*SUPPLIED DATA*
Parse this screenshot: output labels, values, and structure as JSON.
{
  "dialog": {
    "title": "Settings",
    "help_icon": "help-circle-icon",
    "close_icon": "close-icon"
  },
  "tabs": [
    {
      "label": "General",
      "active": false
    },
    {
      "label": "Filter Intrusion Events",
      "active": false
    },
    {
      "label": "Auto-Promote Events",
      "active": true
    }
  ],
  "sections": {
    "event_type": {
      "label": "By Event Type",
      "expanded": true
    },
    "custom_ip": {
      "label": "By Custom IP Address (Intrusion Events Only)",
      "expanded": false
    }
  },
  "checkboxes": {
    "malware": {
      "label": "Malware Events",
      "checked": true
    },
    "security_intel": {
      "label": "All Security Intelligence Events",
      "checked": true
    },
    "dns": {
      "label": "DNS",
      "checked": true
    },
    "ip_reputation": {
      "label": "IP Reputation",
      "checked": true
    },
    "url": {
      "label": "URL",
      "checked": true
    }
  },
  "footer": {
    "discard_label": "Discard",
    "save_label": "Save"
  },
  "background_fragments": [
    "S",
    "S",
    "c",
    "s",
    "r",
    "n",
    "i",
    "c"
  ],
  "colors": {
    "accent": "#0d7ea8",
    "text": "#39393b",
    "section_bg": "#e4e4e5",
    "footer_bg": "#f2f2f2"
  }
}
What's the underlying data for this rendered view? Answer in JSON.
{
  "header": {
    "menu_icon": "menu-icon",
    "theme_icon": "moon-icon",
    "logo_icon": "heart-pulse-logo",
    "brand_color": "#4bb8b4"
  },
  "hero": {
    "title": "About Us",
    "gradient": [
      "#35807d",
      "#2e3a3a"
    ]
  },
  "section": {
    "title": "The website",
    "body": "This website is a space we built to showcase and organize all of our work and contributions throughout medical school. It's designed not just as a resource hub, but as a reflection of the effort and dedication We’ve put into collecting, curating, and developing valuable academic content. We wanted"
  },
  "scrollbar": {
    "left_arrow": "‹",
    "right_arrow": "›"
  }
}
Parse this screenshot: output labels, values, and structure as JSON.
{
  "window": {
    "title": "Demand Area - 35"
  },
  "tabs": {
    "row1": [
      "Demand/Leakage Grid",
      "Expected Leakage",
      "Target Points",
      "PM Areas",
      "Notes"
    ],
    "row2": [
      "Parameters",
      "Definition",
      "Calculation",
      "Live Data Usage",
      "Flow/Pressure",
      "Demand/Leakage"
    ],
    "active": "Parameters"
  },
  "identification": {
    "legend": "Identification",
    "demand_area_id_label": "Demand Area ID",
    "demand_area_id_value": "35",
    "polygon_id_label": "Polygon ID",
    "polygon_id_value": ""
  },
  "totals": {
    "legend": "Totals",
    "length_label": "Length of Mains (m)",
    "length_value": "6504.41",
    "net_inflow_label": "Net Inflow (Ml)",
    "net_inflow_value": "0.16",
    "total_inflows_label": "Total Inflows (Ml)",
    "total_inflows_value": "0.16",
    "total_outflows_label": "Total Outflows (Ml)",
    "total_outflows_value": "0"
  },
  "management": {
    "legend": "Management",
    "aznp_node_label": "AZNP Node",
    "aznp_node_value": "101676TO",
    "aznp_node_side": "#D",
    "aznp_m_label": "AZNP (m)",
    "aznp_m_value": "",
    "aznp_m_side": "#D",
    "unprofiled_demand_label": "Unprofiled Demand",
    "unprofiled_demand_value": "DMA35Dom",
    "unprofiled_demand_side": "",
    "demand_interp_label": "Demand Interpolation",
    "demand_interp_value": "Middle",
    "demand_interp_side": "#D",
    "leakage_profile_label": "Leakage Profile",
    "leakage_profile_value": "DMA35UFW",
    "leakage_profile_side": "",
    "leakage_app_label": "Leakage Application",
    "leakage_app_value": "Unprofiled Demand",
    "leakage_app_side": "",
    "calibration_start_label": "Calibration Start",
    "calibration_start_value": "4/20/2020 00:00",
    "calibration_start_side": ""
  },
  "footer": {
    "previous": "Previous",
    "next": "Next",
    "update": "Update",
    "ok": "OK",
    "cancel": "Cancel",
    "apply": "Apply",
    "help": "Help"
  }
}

*WHAT YOU WILL DO*
Return all the data above once more, precisely as given.

*WRITTEN SOLUTION*
Parse this screenshot: output labels, values, and structure as JSON.
{
  "dialog": {
    "title": "Settings",
    "help_icon": "help-circle-icon",
    "close_icon": "close-icon"
  },
  "tabs": [
    {
      "label": "General",
      "active": false
    },
    {
      "label": "Filter Intrusion Events",
      "active": false
    },
    {
      "label": "Auto-Promote Events",
      "active": true
    }
  ],
  "sections": {
    "event_type": {
      "label": "By Event Type",
      "expanded": true
    },
    "custom_ip": {
      "label": "By Custom IP Address (Intrusion Events Only)",
      "expanded": false
    }
  },
  "checkboxes": {
    "malware": {
      "label": "Malware Events",
      "checked": true
    },
    "security_intel": {
      "label": "All Security Intelligence Events",
      "checked": true
    },
    "dns": {
      "label": "DNS",
      "checked": true
    },
    "ip_reputation": {
      "label": "IP Reputation",
      "checked": true
    },
    "url": {
      "label": "URL",
      "checked": true
    }
  },
  "footer": {
    "discard_label": "Discard",
    "save_label": "Save"
  },
  "background_fragments": [
    "S",
    "S",
    "c",
    "s",
    "r",
    "n",
    "i",
    "c"
  ],
  "colors": {
    "accent": "#0d7ea8",
    "text": "#39393b",
    "section_bg": "#e4e4e5",
    "footer_bg": "#f2f2f2"
  }
}
What's the underlying data for this rendered view? Answer in JSON.
{
  "header": {
    "menu_icon": "menu-icon",
    "theme_icon": "moon-icon",
    "logo_icon": "heart-pulse-logo",
    "brand_color": "#4bb8b4"
  },
  "hero": {
    "title": "About Us",
    "gradient": [
      "#35807d",
      "#2e3a3a"
    ]
  },
  "section": {
    "title": "The website",
    "body": "This website is a space we built to showcase and organize all of our work and contributions throughout medical school. It's designed not just as a resource hub, but as a reflection of the effort and dedication We’ve put into collecting, curating, and developing valuable academic content. We wanted"
  },
  "scrollbar": {
    "left_arrow": "‹",
    "right_arrow": "›"
  }
}
Parse this screenshot: output labels, values, and structure as JSON.
{
  "window": {
    "title": "Demand Area - 35"
  },
  "tabs": {
    "row1": [
      "Demand/Leakage Grid",
      "Expected Leakage",
      "Target Points",
      "PM Areas",
      "Notes"
    ],
    "row2": [
      "Parameters",
      "Definition",
      "Calculation",
      "Live Data Usage",
      "Flow/Pressure",
      "Demand/Leakage"
    ],
    "active": "Parameters"
  },
  "identification": {
    "legend": "Identification",
    "demand_area_id_label": "Demand Area ID",
    "demand_area_id_value": "35",
    "polygon_id_label": "Polygon ID",
    "polygon_id_value": ""
  },
  "totals": {
    "legend": "Totals",
    "length_label": "Length of Mains (m)",
    "length_value": "6504.41",
    "net_inflow_label": "Net Inflow (Ml)",
    "net_inflow_value": "0.16",
    "total_inflows_label": "Total Inflows (Ml)",
    "total_inflows_value": "0.16",
    "total_outflows_label": "Total Outflows (Ml)",
    "total_outflows_value": "0"
  },
  "management": {
    "legend": "Management",
    "aznp_node_label": "AZNP Node",
    "aznp_node_value": "101676TO",
    "aznp_node_side": "#D",
    "aznp_m_label": "AZNP (m)",
    "aznp_m_value": "",
    "aznp_m_side": "#D",
    "unprofiled_demand_label": "Unprofiled Demand",
    "unprofiled_demand_value": "DMA35Dom",
    "unprofiled_demand_side": "",
    "demand_interp_label": "Demand Interpolation",
    "demand_interp_value": "Middle",
    "demand_interp_side": "#D",
    "leakage_profile_label": "Leakage Profile",
    "leakage_profile_value": "DMA35UFW",
    "leakage_profile_side": "",
    "leakage_app_label": "Leakage Application",
    "leakage_app_value": "Unprofiled Demand",
    "leakage_app_side": "",
    "calibration_start_label": "Calibration Start",
    "calibration_start_value": "4/20/2020 00:00",
    "calibration_start_side": ""
  },
  "footer": {
    "previous": "Previous",
    "next": "Next",
    "update": "Update",
    "ok": "OK",
    "cancel": "Cancel",
    "apply": "Apply",
    "help": "Help"
  }
}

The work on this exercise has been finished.